Look below. Copy each line that has "smartphones" in it.

===== TASK INPUTS =====

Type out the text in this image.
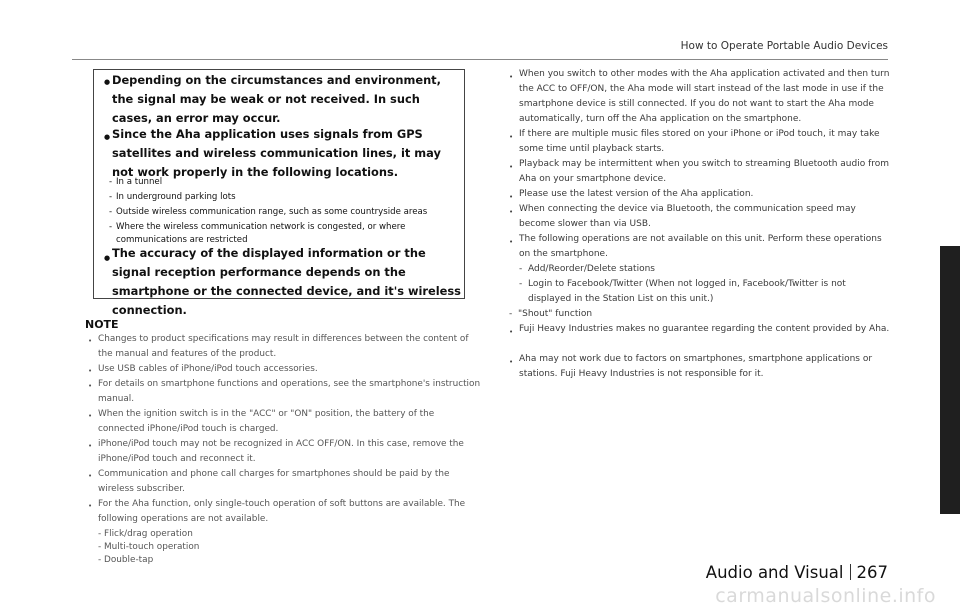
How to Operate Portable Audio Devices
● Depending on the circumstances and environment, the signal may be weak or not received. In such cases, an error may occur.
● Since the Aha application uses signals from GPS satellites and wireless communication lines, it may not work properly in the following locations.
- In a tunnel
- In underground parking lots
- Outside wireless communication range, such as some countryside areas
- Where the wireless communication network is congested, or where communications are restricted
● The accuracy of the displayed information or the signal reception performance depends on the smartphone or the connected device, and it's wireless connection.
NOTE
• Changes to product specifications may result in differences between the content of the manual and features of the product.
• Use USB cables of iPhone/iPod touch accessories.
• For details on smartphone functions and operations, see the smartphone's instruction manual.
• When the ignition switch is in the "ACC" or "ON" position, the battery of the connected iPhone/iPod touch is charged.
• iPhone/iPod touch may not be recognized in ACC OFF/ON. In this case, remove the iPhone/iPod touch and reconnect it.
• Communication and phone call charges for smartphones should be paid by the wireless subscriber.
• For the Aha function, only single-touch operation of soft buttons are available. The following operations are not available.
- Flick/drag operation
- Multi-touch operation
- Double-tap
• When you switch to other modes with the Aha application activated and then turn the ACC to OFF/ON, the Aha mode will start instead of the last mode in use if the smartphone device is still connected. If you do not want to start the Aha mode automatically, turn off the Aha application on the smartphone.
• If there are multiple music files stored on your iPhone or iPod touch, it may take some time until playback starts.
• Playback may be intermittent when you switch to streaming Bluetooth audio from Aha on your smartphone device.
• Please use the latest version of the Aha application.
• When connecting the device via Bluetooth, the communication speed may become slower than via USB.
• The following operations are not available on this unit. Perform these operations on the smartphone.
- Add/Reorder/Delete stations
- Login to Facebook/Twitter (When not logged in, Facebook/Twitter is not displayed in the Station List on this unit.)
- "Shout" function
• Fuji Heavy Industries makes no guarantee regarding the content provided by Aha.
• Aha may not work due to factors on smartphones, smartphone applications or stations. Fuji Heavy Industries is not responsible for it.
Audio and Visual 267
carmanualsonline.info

=====
===== TASK INPUTS =====

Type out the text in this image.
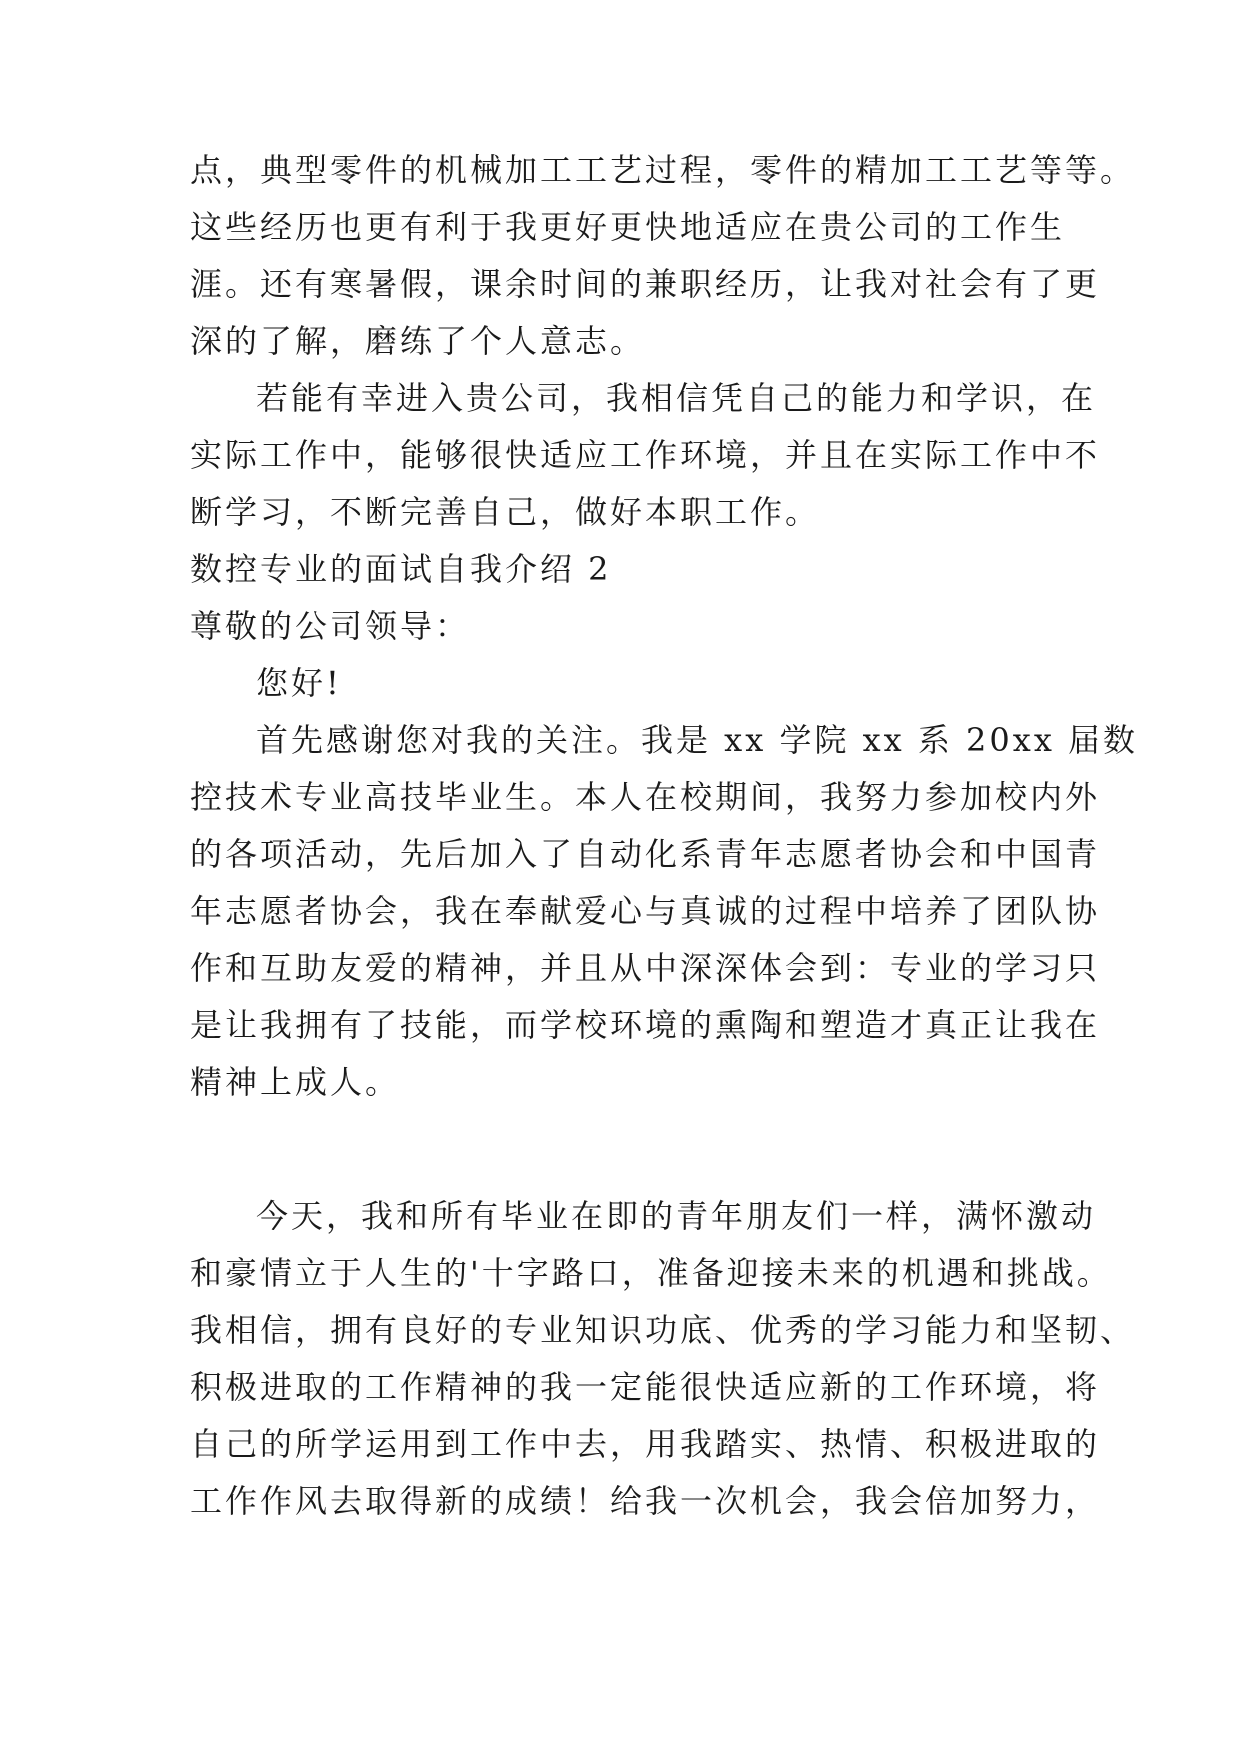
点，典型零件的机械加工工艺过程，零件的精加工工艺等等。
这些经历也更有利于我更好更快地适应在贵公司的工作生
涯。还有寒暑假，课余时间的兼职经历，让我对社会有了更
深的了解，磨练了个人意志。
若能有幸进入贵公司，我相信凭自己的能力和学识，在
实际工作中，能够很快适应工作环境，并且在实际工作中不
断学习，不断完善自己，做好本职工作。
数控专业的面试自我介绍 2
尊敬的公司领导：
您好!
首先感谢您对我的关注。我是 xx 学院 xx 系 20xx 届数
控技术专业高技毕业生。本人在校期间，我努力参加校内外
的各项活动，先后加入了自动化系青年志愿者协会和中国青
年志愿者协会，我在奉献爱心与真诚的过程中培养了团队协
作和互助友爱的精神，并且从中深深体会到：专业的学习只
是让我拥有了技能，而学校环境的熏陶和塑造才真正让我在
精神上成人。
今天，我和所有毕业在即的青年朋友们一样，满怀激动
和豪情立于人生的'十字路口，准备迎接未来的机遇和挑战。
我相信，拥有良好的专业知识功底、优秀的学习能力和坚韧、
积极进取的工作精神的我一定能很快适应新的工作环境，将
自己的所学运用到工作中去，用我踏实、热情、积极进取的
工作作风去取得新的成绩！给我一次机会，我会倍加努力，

=====

** TASK RESPONSE **
• Communication and phone call charges for smartphones should be paid by the wireless subscriber.
• Aha may not work due to factors on smartphones, smartphone applications or stations. Fuji Heavy Industries is not responsible for it.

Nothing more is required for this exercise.